- [Records supplied]:
====================
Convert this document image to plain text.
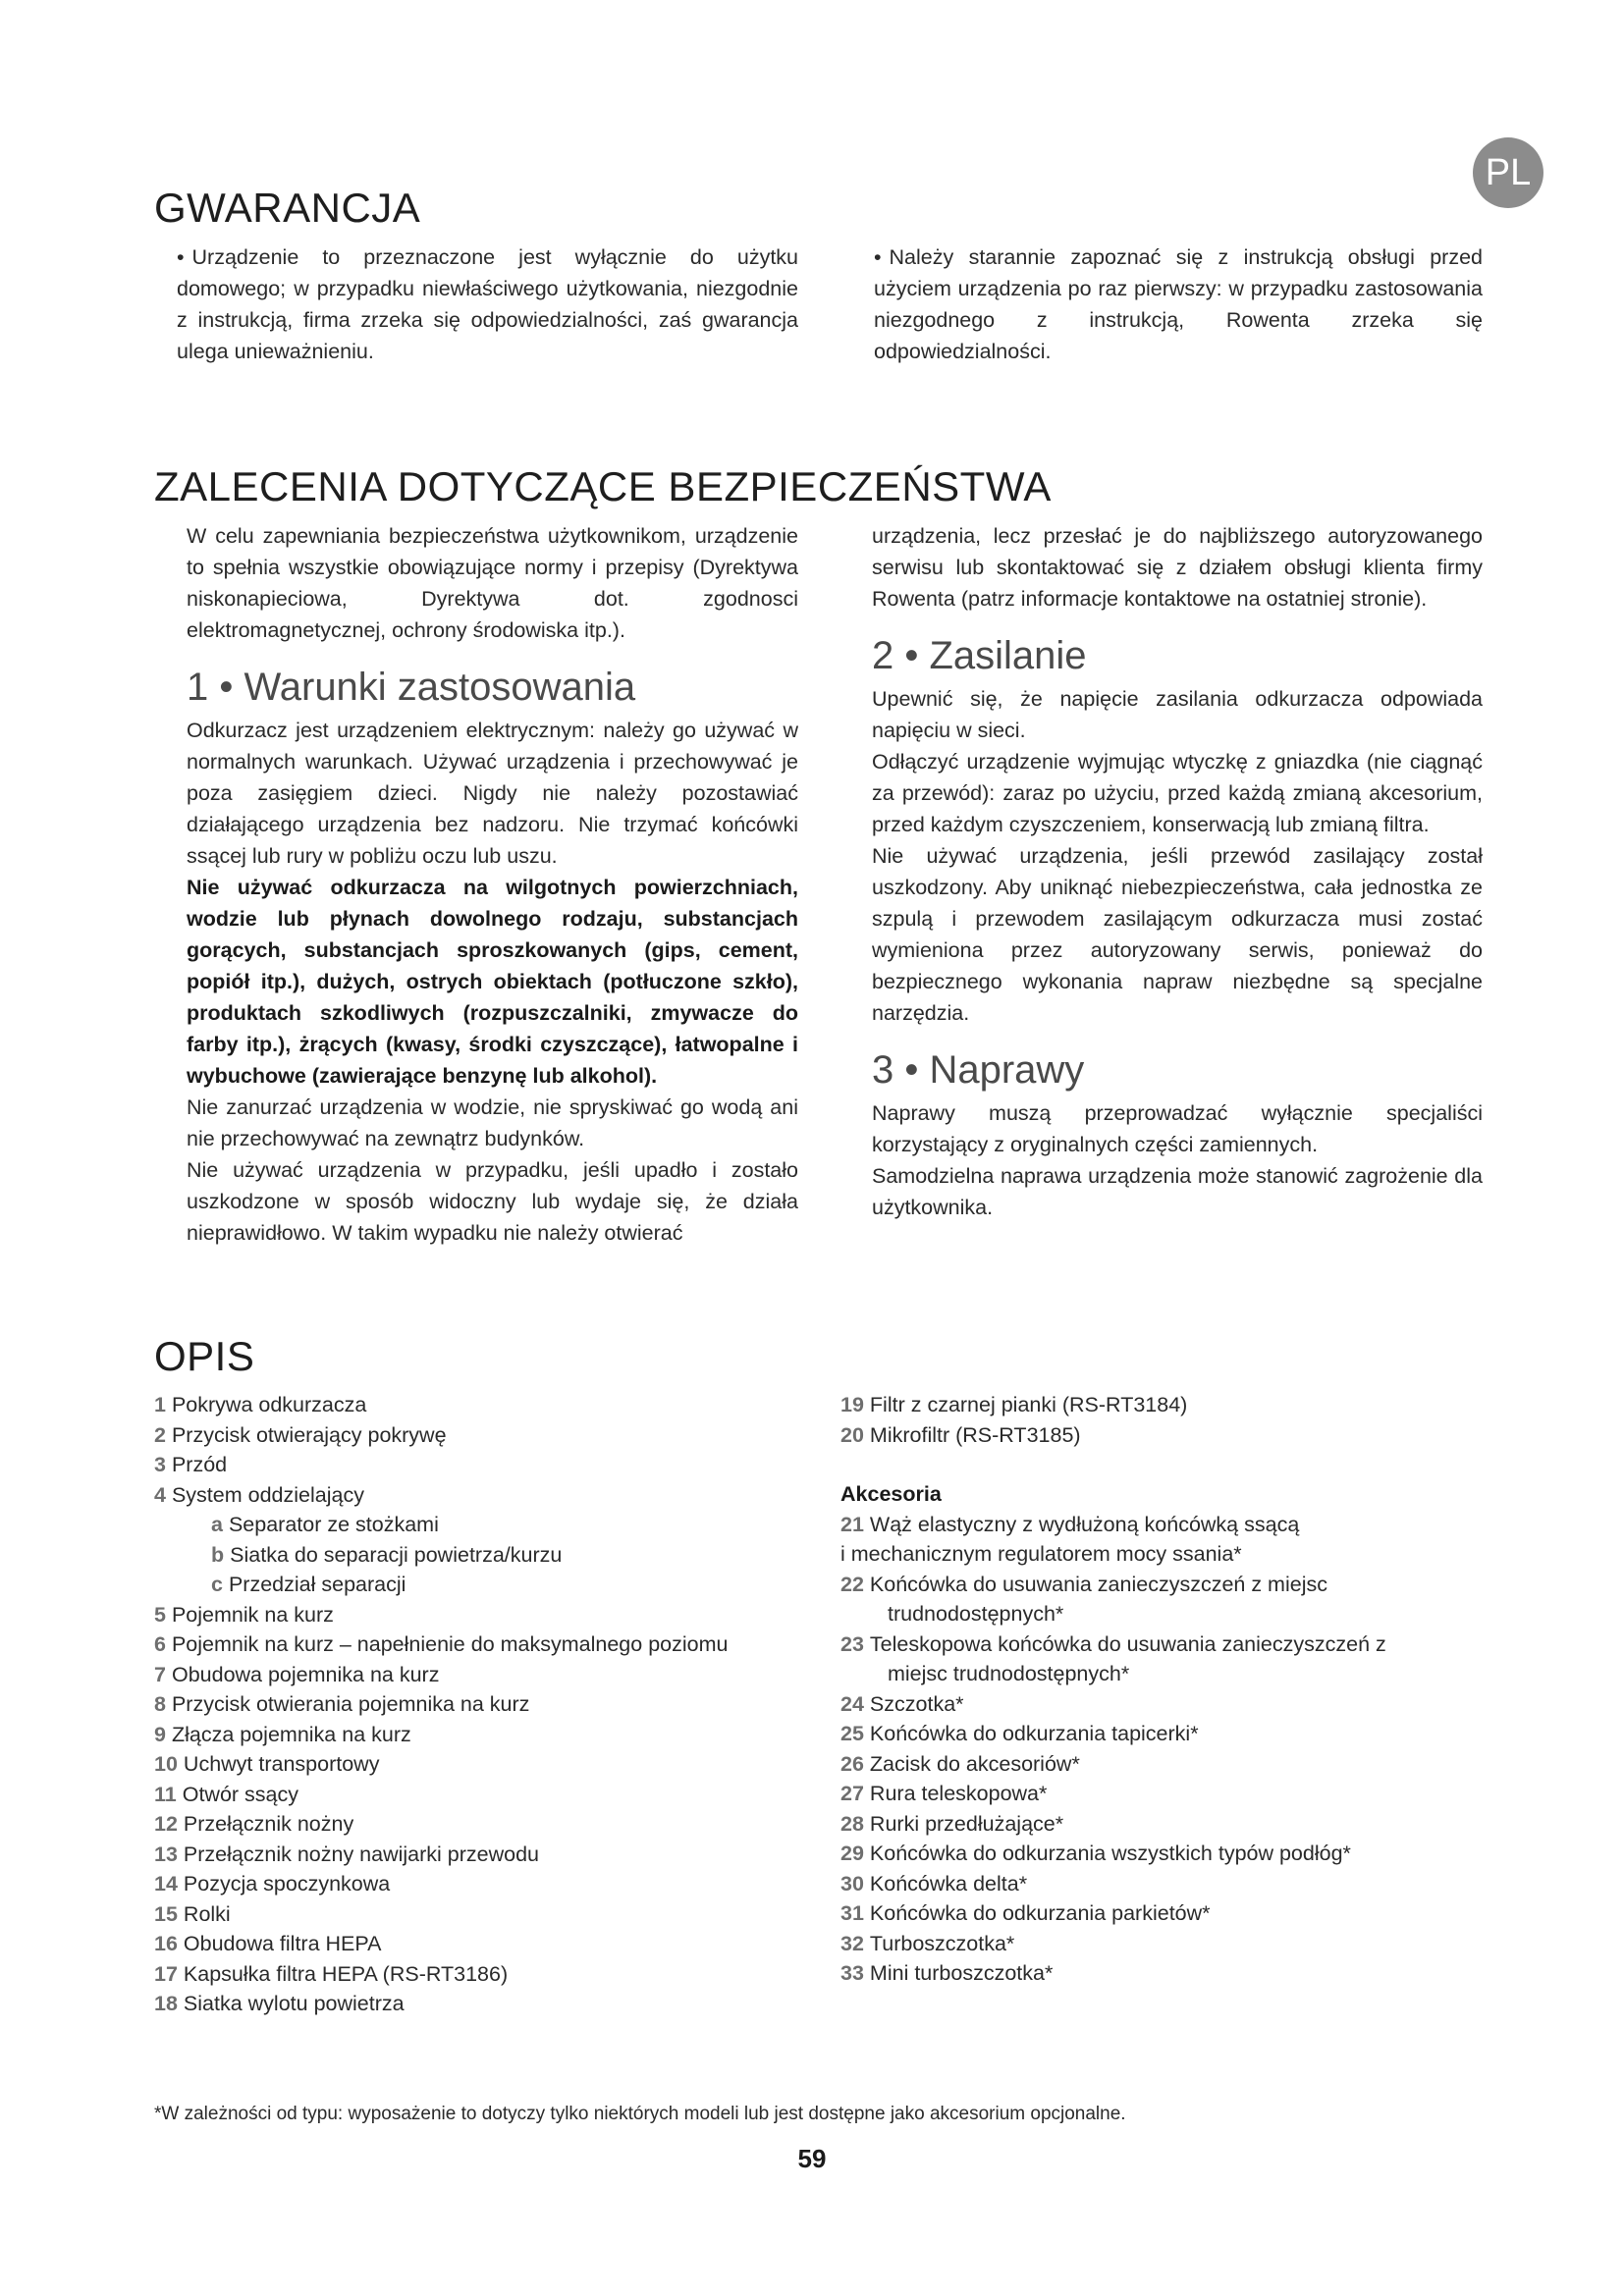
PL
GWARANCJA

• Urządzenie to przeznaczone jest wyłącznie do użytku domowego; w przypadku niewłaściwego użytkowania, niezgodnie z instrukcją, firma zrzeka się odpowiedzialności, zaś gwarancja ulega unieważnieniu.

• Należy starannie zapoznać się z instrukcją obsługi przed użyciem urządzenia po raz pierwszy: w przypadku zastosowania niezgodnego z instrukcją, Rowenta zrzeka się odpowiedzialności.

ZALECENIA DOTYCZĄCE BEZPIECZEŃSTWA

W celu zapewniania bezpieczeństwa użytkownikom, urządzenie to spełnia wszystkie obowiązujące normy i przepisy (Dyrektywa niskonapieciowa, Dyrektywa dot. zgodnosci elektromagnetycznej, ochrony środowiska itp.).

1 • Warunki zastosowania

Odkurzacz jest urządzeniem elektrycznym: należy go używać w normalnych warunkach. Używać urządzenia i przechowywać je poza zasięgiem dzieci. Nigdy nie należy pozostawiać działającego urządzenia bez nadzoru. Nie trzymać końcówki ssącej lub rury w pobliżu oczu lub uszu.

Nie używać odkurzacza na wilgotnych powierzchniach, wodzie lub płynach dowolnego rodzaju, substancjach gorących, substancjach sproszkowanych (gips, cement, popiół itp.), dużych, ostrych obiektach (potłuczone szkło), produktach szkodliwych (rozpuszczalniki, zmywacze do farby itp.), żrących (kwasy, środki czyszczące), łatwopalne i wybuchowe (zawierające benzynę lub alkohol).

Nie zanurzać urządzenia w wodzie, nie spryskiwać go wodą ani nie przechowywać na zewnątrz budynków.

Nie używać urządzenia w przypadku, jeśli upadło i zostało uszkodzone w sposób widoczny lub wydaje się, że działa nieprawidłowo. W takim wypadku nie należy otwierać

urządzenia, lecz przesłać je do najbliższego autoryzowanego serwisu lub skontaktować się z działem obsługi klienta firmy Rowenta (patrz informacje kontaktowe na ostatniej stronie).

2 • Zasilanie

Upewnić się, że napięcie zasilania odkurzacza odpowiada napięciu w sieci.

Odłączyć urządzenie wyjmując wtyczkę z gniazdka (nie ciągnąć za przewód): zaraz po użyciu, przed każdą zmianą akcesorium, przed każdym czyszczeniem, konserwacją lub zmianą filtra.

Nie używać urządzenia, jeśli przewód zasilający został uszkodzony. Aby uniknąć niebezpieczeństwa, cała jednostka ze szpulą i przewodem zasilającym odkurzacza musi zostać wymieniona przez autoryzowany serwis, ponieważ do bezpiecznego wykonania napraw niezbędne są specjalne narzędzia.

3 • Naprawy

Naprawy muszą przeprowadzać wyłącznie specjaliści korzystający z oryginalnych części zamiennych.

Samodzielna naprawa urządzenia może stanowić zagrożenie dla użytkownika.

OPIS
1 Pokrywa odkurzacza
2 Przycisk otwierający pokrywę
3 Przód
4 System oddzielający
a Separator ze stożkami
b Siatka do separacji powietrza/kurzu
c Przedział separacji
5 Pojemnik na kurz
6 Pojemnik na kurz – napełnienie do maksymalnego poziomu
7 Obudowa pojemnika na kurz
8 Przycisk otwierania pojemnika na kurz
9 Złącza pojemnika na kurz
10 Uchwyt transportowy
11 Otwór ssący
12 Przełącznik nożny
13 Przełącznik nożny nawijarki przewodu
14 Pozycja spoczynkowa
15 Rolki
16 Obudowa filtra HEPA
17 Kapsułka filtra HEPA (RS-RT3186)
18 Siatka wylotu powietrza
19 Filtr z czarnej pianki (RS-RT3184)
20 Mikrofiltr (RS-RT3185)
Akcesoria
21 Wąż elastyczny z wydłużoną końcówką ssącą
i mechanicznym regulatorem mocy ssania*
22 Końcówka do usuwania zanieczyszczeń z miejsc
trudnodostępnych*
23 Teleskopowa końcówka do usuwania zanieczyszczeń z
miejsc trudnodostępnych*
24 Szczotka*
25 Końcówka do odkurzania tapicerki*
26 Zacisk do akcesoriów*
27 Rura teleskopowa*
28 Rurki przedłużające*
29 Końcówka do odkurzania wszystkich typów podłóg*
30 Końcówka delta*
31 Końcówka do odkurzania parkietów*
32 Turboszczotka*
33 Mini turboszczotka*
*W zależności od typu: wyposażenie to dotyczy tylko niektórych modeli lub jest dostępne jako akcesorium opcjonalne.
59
====================
- [Work required]:
Track down the lines that include the word "Rowenta" and copy them.

- [Final answer]:
• Należy starannie zapoznać się z instrukcją obsługi przed użyciem urządzenia po raz pierwszy: w przypadku zastosowania niezgodnego z instrukcją, Rowenta zrzeka się odpowiedzialności.
urządzenia, lecz przesłać je do najbliższego autoryzowanego serwisu lub skontaktować się z działem obsługi klienta firmy Rowenta (patrz informacje kontaktowe na ostatniej stronie).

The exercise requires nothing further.